→ Work to be completed: Print each line of the listing once more, precisely as given.

→ Data for processing:
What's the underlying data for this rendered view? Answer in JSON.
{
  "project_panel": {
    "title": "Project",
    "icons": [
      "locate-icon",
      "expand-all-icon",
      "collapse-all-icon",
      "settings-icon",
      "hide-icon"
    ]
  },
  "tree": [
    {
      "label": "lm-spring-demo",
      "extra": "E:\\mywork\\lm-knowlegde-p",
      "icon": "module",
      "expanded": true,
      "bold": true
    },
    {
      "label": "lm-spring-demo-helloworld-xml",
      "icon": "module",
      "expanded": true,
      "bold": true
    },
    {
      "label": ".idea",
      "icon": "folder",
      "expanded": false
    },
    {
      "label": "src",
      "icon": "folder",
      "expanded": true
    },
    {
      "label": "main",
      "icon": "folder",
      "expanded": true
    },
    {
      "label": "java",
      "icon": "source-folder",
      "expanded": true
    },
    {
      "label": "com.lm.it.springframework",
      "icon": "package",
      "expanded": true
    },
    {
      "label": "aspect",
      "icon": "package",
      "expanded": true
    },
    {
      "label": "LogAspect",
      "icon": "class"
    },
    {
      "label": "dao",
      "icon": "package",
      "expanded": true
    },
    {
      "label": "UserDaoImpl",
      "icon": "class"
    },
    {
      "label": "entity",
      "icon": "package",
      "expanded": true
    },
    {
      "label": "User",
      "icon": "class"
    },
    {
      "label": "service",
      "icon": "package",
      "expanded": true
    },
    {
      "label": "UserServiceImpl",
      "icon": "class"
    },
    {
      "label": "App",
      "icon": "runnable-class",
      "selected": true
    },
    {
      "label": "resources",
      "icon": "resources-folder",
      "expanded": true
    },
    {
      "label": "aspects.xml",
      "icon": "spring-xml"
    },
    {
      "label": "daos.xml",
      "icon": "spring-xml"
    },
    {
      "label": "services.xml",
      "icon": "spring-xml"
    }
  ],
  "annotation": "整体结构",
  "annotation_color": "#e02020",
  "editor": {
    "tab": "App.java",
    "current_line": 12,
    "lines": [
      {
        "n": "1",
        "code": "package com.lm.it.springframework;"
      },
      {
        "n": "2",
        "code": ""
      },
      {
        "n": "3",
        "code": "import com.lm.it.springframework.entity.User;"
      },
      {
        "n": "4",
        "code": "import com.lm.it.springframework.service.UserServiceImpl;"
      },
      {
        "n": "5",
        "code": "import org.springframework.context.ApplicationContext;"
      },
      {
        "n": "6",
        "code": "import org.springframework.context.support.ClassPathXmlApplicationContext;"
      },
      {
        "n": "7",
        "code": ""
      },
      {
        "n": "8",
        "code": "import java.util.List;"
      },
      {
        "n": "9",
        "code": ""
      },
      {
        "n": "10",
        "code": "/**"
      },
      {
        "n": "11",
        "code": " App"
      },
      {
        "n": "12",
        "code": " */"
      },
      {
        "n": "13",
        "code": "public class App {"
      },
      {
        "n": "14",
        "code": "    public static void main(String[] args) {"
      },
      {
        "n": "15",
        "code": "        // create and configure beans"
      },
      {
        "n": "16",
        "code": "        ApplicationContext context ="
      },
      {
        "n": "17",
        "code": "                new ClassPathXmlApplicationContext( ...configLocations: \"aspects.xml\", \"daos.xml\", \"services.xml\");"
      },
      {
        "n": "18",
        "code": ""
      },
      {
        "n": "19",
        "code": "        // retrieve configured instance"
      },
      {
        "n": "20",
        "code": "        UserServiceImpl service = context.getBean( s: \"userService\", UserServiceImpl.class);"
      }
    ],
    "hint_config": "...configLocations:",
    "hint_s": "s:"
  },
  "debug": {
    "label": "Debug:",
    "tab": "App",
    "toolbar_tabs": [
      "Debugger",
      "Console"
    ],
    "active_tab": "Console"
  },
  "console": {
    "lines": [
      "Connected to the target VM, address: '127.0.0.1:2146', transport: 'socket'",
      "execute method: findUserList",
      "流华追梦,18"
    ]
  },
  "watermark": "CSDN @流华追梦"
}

→ Written solution:
What's the underlying data for this rendered view? Answer in JSON.
{
  "project_panel": {
    "title": "Project",
    "icons": [
      "locate-icon",
      "expand-all-icon",
      "collapse-all-icon",
      "settings-icon",
      "hide-icon"
    ]
  },
  "tree": [
    {
      "label": "lm-spring-demo",
      "extra": "E:\\mywork\\lm-knowlegde-p",
      "icon": "module",
      "expanded": true,
      "bold": true
    },
    {
      "label": "lm-spring-demo-helloworld-xml",
      "icon": "module",
      "expanded": true,
      "bold": true
    },
    {
      "label": ".idea",
      "icon": "folder",
      "expanded": false
    },
    {
      "label": "src",
      "icon": "folder",
      "expanded": true
    },
    {
      "label": "main",
      "icon": "folder",
      "expanded": true
    },
    {
      "label": "java",
      "icon": "source-folder",
      "expanded": true
    },
    {
      "label": "com.lm.it.springframework",
      "icon": "package",
      "expanded": true
    },
    {
      "label": "aspect",
      "icon": "package",
      "expanded": true
    },
    {
      "label": "LogAspect",
      "icon": "class"
    },
    {
      "label": "dao",
      "icon": "package",
      "expanded": true
    },
    {
      "label": "UserDaoImpl",
      "icon": "class"
    },
    {
      "label": "entity",
      "icon": "package",
      "expanded": true
    },
    {
      "label": "User",
      "icon": "class"
    },
    {
      "label": "service",
      "icon": "package",
      "expanded": true
    },
    {
      "label": "UserServiceImpl",
      "icon": "class"
    },
    {
      "label": "App",
      "icon": "runnable-class",
      "selected": true
    },
    {
      "label": "resources",
      "icon": "resources-folder",
      "expanded": true
    },
    {
      "label": "aspects.xml",
      "icon": "spring-xml"
    },
    {
      "label": "daos.xml",
      "icon": "spring-xml"
    },
    {
      "label": "services.xml",
      "icon": "spring-xml"
    }
  ],
  "annotation": "整体结构",
  "annotation_color": "#e02020",
  "editor": {
    "tab": "App.java",
    "current_line": 12,
    "lines": [
      {
        "n": "1",
        "code": "package com.lm.it.springframework;"
      },
      {
        "n": "2",
        "code": ""
      },
      {
        "n": "3",
        "code": "import com.lm.it.springframework.entity.User;"
      },
      {
        "n": "4",
        "code": "import com.lm.it.springframework.service.UserServiceImpl;"
      },
      {
        "n": "5",
        "code": "import org.springframework.context.ApplicationContext;"
      },
      {
        "n": "6",
        "code": "import org.springframework.context.support.ClassPathXmlApplicationContext;"
      },
      {
        "n": "7",
        "code": ""
      },
      {
        "n": "8",
        "code": "import java.util.List;"
      },
      {
        "n": "9",
        "code": ""
      },
      {
        "n": "10",
        "code": "/**"
      },
      {
        "n": "11",
        "code": " App"
      },
      {
        "n": "12",
        "code": " */"
      },
      {
        "n": "13",
        "code": "public class App {"
      },
      {
        "n": "14",
        "code": "    public static void main(String[] args) {"
      },
      {
        "n": "15",
        "code": "        // create and configure beans"
      },
      {
        "n": "16",
        "code": "        ApplicationContext context ="
      },
      {
        "n": "17",
        "code": "                new ClassPathXmlApplicationContext( ...configLocations: \"aspects.xml\", \"daos.xml\", \"services.xml\");"
      },
      {
        "n": "18",
        "code": ""
      },
      {
        "n": "19",
        "code": "        // retrieve configured instance"
      },
      {
        "n": "20",
        "code": "        UserServiceImpl service = context.getBean( s: \"userService\", UserServiceImpl.class);"
      }
    ],
    "hint_config": "...configLocations:",
    "hint_s": "s:"
  },
  "debug": {
    "label": "Debug:",
    "tab": "App",
    "toolbar_tabs": [
      "Debugger",
      "Console"
    ],
    "active_tab": "Console"
  },
  "console": {
    "lines": [
      "Connected to the target VM, address: '127.0.0.1:2146', transport: 'socket'",
      "execute method: findUserList",
      "流华追梦,18"
    ]
  },
  "watermark": "CSDN @流华追梦"
}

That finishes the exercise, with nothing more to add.